- Exercise task -
Below are some entries. Copy each line that holds the string "parent".

- Entries shown -

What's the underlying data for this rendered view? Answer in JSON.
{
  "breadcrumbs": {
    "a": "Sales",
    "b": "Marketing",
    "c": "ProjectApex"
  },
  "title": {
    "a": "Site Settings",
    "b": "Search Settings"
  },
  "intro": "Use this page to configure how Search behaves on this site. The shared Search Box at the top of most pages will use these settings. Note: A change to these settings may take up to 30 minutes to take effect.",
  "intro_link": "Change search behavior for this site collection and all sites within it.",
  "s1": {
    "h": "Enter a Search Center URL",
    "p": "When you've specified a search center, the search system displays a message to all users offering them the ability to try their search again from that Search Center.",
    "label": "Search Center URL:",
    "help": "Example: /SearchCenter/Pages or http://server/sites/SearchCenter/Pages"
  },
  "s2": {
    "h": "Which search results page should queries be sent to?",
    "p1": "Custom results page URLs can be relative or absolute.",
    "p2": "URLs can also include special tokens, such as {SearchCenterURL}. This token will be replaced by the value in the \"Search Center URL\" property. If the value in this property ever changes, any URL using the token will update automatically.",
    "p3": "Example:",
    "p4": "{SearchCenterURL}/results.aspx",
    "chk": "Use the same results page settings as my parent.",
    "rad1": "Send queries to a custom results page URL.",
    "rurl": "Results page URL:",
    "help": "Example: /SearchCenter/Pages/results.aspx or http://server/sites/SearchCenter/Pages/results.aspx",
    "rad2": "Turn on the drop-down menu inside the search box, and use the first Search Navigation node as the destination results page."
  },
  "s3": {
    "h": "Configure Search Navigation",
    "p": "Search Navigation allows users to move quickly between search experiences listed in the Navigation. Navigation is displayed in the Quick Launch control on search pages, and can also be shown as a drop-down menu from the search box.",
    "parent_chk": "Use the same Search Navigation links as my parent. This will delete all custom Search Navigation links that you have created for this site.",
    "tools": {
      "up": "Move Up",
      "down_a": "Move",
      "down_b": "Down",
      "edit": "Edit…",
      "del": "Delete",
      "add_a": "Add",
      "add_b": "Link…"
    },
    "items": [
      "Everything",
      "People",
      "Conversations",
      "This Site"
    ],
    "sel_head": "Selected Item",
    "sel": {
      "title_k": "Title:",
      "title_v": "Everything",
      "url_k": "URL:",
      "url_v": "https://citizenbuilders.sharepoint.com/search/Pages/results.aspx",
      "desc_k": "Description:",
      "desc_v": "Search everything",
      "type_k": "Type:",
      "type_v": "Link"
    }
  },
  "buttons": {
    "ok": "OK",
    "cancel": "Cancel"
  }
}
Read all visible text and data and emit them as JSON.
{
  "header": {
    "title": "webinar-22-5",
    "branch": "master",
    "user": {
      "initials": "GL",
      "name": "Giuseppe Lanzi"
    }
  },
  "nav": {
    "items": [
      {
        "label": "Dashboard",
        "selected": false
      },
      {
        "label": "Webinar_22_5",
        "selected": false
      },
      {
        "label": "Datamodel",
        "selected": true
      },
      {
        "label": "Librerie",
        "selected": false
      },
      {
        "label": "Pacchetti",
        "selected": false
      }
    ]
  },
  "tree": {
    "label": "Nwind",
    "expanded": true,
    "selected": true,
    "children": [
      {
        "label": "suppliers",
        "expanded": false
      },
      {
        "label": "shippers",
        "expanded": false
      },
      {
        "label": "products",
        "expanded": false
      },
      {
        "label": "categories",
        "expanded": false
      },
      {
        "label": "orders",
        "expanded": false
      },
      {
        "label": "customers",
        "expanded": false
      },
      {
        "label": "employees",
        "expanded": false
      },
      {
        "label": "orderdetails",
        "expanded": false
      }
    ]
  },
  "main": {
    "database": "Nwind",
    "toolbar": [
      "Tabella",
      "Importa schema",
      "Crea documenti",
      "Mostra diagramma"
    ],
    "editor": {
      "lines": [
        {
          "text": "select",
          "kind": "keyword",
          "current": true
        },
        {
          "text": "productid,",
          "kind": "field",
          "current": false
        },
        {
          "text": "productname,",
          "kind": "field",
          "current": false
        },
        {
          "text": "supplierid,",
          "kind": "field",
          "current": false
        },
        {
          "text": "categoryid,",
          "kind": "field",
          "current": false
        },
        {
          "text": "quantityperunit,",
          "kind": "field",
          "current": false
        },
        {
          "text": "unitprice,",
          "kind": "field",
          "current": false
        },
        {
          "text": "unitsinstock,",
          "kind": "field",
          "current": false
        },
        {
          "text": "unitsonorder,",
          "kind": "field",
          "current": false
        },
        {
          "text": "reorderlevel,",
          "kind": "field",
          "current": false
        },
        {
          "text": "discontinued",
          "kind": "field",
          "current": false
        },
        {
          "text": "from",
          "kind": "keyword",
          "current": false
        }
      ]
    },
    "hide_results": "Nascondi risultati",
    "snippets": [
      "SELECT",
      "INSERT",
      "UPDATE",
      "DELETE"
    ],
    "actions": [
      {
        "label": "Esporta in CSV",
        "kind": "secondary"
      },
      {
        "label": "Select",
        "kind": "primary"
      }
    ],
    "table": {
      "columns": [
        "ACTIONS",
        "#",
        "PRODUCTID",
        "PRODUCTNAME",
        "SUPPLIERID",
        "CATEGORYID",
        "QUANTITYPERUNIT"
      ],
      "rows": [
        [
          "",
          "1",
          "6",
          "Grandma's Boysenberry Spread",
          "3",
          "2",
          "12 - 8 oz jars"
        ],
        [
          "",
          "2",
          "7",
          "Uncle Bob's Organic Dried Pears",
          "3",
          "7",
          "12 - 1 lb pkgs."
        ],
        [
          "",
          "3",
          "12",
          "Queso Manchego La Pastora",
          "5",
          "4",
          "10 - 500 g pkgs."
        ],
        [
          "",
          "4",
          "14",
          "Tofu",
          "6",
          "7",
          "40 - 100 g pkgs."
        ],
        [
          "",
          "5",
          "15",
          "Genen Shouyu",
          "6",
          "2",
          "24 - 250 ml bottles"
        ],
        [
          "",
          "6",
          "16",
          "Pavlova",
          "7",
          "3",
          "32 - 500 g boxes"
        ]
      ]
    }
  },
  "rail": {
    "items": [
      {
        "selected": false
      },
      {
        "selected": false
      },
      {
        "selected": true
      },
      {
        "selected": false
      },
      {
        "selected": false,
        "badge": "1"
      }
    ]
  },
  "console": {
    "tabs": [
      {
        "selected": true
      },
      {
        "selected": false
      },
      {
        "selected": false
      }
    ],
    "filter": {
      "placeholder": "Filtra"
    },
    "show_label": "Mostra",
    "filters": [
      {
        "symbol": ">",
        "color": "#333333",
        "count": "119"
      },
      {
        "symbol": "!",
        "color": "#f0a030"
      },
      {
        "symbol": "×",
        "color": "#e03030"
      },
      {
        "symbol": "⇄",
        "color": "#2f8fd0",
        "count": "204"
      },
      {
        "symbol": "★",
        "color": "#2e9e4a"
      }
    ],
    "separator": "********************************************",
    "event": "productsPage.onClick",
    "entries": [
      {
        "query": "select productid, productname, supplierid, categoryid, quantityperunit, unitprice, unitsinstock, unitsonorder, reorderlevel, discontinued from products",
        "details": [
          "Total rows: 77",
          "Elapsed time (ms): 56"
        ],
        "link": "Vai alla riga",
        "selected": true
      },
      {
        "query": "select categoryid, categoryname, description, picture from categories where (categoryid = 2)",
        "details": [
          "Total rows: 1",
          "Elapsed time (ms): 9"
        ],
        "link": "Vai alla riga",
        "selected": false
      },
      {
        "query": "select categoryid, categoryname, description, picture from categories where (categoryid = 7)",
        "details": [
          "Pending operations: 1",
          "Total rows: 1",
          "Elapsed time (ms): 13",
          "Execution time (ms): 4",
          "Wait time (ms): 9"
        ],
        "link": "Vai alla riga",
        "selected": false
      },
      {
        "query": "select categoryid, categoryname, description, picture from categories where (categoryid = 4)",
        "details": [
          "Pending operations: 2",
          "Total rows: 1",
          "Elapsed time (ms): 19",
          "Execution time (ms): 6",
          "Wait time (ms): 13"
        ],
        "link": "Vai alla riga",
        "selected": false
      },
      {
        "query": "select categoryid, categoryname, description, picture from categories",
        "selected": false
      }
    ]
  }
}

- Answer to this exercise -
    "chk": "Use the same results page settings as my parent.",
    "parent_chk": "Use the same Search Navigation links as my parent. This will delete all custom Search Navigation links that you have created for this site.",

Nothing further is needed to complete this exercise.